What the task asks:
For every line in the data below that contains "должно", copy the line.

________________________________________

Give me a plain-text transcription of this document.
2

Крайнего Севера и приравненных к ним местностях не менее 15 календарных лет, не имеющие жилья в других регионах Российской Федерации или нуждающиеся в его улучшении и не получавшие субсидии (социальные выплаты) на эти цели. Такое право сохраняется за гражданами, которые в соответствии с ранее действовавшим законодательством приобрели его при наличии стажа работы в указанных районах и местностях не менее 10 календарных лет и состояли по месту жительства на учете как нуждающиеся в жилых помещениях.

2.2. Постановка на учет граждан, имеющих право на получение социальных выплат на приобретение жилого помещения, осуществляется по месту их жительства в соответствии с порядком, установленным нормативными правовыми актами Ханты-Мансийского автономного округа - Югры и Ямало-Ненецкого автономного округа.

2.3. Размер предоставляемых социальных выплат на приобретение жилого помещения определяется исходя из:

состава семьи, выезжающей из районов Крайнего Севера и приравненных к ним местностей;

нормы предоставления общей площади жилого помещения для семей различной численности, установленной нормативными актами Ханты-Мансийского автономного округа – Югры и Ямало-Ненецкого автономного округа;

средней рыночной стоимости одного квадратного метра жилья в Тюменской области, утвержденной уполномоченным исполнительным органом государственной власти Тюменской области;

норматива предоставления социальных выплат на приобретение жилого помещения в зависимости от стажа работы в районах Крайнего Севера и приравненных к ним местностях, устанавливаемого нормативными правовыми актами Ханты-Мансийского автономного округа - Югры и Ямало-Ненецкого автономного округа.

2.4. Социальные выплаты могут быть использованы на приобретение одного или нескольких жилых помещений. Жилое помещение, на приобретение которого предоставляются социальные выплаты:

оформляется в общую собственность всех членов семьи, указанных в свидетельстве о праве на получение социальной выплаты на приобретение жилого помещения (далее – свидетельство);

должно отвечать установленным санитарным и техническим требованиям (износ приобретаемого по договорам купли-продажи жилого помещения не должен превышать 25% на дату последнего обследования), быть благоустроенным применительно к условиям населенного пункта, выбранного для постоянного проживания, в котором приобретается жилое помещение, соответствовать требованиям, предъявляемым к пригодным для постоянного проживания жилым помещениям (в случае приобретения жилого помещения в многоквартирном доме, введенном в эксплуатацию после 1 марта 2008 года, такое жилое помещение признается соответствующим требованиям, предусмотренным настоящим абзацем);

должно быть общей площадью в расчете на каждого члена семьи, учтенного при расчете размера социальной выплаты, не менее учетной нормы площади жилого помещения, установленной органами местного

________________________________________

The answer:
должно отвечать установленным санитарным и техническим требованиям (износ приобретаемого по договорам купли-продажи жилого помещения не должен превышать 25% на дату последнего обследования), быть благоустроенным применительно к условиям населенного пункта, выбранного для постоянного проживания, в котором приобретается жилое помещение, соответствовать требованиям, предъявляемым к пригодным для постоянного проживания жилым помещениям (в случае приобретения жилого помещения в многоквартирном доме, введенном в эксплуатацию после 1 марта 2008 года, такое жилое помещение признается соответствующим требованиям, предусмотренным настоящим абзацем);
должно быть общей площадью в расчете на каждого члена семьи, учтенного при расчете размера социальной выплаты, не менее учетной нормы площади жилого помещения, установленной органами местного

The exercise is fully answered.